## TASK OBJECTIVE:
Each record is to be printed again precisely as it reads.

Records from a collection of figures
-=-=-
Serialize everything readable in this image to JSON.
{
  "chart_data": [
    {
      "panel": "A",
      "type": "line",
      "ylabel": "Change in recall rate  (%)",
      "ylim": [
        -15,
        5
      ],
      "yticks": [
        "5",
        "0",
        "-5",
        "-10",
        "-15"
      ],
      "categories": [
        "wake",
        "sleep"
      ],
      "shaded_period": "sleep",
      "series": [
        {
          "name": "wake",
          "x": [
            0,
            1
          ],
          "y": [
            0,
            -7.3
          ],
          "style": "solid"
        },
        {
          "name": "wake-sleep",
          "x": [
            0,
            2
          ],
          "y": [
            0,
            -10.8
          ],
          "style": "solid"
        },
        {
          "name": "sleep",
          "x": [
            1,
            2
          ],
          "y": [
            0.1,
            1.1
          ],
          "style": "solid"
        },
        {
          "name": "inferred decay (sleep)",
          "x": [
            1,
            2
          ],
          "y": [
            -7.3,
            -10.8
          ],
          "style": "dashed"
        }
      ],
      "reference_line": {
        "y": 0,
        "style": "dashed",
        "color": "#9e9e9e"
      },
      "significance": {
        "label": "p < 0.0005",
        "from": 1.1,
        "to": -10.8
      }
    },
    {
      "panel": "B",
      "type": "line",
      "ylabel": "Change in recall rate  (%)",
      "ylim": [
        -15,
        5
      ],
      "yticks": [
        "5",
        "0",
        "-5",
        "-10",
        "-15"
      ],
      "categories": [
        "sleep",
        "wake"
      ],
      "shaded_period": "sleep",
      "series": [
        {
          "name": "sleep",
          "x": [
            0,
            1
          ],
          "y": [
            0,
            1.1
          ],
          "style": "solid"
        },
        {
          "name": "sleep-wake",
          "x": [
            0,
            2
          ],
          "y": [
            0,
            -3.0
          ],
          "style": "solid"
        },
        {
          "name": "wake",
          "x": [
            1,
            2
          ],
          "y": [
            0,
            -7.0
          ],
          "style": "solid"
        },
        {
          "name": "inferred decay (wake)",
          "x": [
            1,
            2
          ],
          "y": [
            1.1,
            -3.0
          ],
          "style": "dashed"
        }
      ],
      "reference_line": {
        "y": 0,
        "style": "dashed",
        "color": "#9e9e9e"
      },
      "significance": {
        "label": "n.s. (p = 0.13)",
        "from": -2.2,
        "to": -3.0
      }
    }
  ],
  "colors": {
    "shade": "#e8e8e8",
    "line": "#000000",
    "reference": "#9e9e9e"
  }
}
-=-=-
## COMPLETE OUTPUT:
Serialize everything readable in this image to JSON.
{
  "chart_data": [
    {
      "panel": "A",
      "type": "line",
      "ylabel": "Change in recall rate  (%)",
      "ylim": [
        -15,
        5
      ],
      "yticks": [
        "5",
        "0",
        "-5",
        "-10",
        "-15"
      ],
      "categories": [
        "wake",
        "sleep"
      ],
      "shaded_period": "sleep",
      "series": [
        {
          "name": "wake",
          "x": [
            0,
            1
          ],
          "y": [
            0,
            -7.3
          ],
          "style": "solid"
        },
        {
          "name": "wake-sleep",
          "x": [
            0,
            2
          ],
          "y": [
            0,
            -10.8
          ],
          "style": "solid"
        },
        {
          "name": "sleep",
          "x": [
            1,
            2
          ],
          "y": [
            0.1,
            1.1
          ],
          "style": "solid"
        },
        {
          "name": "inferred decay (sleep)",
          "x": [
            1,
            2
          ],
          "y": [
            -7.3,
            -10.8
          ],
          "style": "dashed"
        }
      ],
      "reference_line": {
        "y": 0,
        "style": "dashed",
        "color": "#9e9e9e"
      },
      "significance": {
        "label": "p < 0.0005",
        "from": 1.1,
        "to": -10.8
      }
    },
    {
      "panel": "B",
      "type": "line",
      "ylabel": "Change in recall rate  (%)",
      "ylim": [
        -15,
        5
      ],
      "yticks": [
        "5",
        "0",
        "-5",
        "-10",
        "-15"
      ],
      "categories": [
        "sleep",
        "wake"
      ],
      "shaded_period": "sleep",
      "series": [
        {
          "name": "sleep",
          "x": [
            0,
            1
          ],
          "y": [
            0,
            1.1
          ],
          "style": "solid"
        },
        {
          "name": "sleep-wake",
          "x": [
            0,
            2
          ],
          "y": [
            0,
            -3.0
          ],
          "style": "solid"
        },
        {
          "name": "wake",
          "x": [
            1,
            2
          ],
          "y": [
            0,
            -7.0
          ],
          "style": "solid"
        },
        {
          "name": "inferred decay (wake)",
          "x": [
            1,
            2
          ],
          "y": [
            1.1,
            -3.0
          ],
          "style": "dashed"
        }
      ],
      "reference_line": {
        "y": 0,
        "style": "dashed",
        "color": "#9e9e9e"
      },
      "significance": {
        "label": "n.s. (p = 0.13)",
        "from": -2.2,
        "to": -3.0
      }
    }
  ],
  "colors": {
    "shade": "#e8e8e8",
    "line": "#000000",
    "reference": "#9e9e9e"
  }
}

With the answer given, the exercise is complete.